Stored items
######

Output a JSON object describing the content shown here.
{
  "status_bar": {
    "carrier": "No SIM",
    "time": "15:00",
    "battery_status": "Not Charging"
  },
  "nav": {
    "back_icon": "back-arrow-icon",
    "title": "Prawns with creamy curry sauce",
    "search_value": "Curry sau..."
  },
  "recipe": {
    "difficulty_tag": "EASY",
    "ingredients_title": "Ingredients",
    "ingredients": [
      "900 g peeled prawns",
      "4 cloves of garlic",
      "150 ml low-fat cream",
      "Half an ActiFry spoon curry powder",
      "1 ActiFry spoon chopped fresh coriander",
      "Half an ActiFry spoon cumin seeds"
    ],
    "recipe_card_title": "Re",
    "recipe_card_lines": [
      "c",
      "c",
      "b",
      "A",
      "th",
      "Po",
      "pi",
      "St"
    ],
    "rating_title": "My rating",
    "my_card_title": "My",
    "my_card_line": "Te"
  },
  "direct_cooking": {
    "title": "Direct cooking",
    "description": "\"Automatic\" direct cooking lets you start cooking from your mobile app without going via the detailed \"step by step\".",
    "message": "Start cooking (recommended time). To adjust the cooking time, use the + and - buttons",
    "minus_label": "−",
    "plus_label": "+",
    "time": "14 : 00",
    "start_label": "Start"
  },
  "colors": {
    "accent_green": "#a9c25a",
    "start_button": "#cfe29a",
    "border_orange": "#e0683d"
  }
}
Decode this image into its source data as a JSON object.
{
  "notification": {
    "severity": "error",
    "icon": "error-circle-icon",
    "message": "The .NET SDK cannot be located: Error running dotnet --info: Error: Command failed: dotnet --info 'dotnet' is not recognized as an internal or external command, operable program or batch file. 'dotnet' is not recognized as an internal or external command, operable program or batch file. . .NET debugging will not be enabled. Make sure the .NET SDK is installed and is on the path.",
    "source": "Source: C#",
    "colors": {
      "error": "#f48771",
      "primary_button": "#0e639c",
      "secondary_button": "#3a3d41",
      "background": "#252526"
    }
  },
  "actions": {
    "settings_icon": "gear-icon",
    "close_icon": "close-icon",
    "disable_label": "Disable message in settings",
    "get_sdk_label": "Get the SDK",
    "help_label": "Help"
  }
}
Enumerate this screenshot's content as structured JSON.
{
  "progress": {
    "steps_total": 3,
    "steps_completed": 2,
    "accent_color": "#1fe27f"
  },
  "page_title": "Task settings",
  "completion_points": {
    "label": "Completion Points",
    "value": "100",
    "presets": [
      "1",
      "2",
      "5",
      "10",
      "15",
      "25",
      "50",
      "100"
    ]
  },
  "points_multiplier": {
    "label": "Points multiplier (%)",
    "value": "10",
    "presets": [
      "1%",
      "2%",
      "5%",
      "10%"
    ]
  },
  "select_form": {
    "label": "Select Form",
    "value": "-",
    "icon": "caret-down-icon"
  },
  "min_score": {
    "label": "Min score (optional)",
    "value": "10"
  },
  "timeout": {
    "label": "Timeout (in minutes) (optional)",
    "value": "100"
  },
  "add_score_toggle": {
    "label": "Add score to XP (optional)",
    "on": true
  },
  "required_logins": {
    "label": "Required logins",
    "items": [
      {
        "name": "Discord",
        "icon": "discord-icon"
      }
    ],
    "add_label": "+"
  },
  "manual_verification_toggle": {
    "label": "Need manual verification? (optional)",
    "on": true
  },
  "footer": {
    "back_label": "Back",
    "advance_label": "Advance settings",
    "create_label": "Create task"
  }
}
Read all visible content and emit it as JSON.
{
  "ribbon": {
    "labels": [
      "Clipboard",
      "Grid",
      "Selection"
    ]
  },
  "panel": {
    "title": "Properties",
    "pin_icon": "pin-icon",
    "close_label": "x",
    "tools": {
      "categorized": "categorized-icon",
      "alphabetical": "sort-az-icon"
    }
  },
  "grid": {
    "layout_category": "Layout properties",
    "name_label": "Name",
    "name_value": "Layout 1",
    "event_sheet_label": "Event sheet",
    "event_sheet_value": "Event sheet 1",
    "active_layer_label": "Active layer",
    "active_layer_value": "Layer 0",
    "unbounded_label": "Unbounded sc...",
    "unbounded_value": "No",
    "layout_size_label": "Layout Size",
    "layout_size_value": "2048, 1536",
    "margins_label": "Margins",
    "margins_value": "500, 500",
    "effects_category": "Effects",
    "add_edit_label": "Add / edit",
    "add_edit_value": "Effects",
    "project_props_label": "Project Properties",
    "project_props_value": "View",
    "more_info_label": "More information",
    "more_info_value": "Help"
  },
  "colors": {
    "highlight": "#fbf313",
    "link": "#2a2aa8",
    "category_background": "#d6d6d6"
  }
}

######

**Your objective**
Extract the data in full. Keep it word for word.

**The result**
Output a JSON object describing the content shown here.
{
  "status_bar": {
    "carrier": "No SIM",
    "time": "15:00",
    "battery_status": "Not Charging"
  },
  "nav": {
    "back_icon": "back-arrow-icon",
    "title": "Prawns with creamy curry sauce",
    "search_value": "Curry sau..."
  },
  "recipe": {
    "difficulty_tag": "EASY",
    "ingredients_title": "Ingredients",
    "ingredients": [
      "900 g peeled prawns",
      "4 cloves of garlic",
      "150 ml low-fat cream",
      "Half an ActiFry spoon curry powder",
      "1 ActiFry spoon chopped fresh coriander",
      "Half an ActiFry spoon cumin seeds"
    ],
    "recipe_card_title": "Re",
    "recipe_card_lines": [
      "c",
      "c",
      "b",
      "A",
      "th",
      "Po",
      "pi",
      "St"
    ],
    "rating_title": "My rating",
    "my_card_title": "My",
    "my_card_line": "Te"
  },
  "direct_cooking": {
    "title": "Direct cooking",
    "description": "\"Automatic\" direct cooking lets you start cooking from your mobile app without going via the detailed \"step by step\".",
    "message": "Start cooking (recommended time). To adjust the cooking time, use the + and - buttons",
    "minus_label": "−",
    "plus_label": "+",
    "time": "14 : 00",
    "start_label": "Start"
  },
  "colors": {
    "accent_green": "#a9c25a",
    "start_button": "#cfe29a",
    "border_orange": "#e0683d"
  }
}
Decode this image into its source data as a JSON object.
{
  "notification": {
    "severity": "error",
    "icon": "error-circle-icon",
    "message": "The .NET SDK cannot be located: Error running dotnet --info: Error: Command failed: dotnet --info 'dotnet' is not recognized as an internal or external command, operable program or batch file. 'dotnet' is not recognized as an internal or external command, operable program or batch file. . .NET debugging will not be enabled. Make sure the .NET SDK is installed and is on the path.",
    "source": "Source: C#",
    "colors": {
      "error": "#f48771",
      "primary_button": "#0e639c",
      "secondary_button": "#3a3d41",
      "background": "#252526"
    }
  },
  "actions": {
    "settings_icon": "gear-icon",
    "close_icon": "close-icon",
    "disable_label": "Disable message in settings",
    "get_sdk_label": "Get the SDK",
    "help_label": "Help"
  }
}
Enumerate this screenshot's content as structured JSON.
{
  "progress": {
    "steps_total": 3,
    "steps_completed": 2,
    "accent_color": "#1fe27f"
  },
  "page_title": "Task settings",
  "completion_points": {
    "label": "Completion Points",
    "value": "100",
    "presets": [
      "1",
      "2",
      "5",
      "10",
      "15",
      "25",
      "50",
      "100"
    ]
  },
  "points_multiplier": {
    "label": "Points multiplier (%)",
    "value": "10",
    "presets": [
      "1%",
      "2%",
      "5%",
      "10%"
    ]
  },
  "select_form": {
    "label": "Select Form",
    "value": "-",
    "icon": "caret-down-icon"
  },
  "min_score": {
    "label": "Min score (optional)",
    "value": "10"
  },
  "timeout": {
    "label": "Timeout (in minutes) (optional)",
    "value": "100"
  },
  "add_score_toggle": {
    "label": "Add score to XP (optional)",
    "on": true
  },
  "required_logins": {
    "label": "Required logins",
    "items": [
      {
        "name": "Discord",
        "icon": "discord-icon"
      }
    ],
    "add_label": "+"
  },
  "manual_verification_toggle": {
    "label": "Need manual verification? (optional)",
    "on": true
  },
  "footer": {
    "back_label": "Back",
    "advance_label": "Advance settings",
    "create_label": "Create task"
  }
}
Read all visible content and emit it as JSON.
{
  "ribbon": {
    "labels": [
      "Clipboard",
      "Grid",
      "Selection"
    ]
  },
  "panel": {
    "title": "Properties",
    "pin_icon": "pin-icon",
    "close_label": "x",
    "tools": {
      "categorized": "categorized-icon",
      "alphabetical": "sort-az-icon"
    }
  },
  "grid": {
    "layout_category": "Layout properties",
    "name_label": "Name",
    "name_value": "Layout 1",
    "event_sheet_label": "Event sheet",
    "event_sheet_value": "Event sheet 1",
    "active_layer_label": "Active layer",
    "active_layer_value": "Layer 0",
    "unbounded_label": "Unbounded sc...",
    "unbounded_value": "No",
    "layout_size_label": "Layout Size",
    "layout_size_value": "2048, 1536",
    "margins_label": "Margins",
    "margins_value": "500, 500",
    "effects_category": "Effects",
    "add_edit_label": "Add / edit",
    "add_edit_value": "Effects",
    "project_props_label": "Project Properties",
    "project_props_value": "View",
    "more_info_label": "More information",
    "more_info_value": "Help"
  },
  "colors": {
    "highlight": "#fbf313",
    "link": "#2a2aa8",
    "category_background": "#d6d6d6"
  }
}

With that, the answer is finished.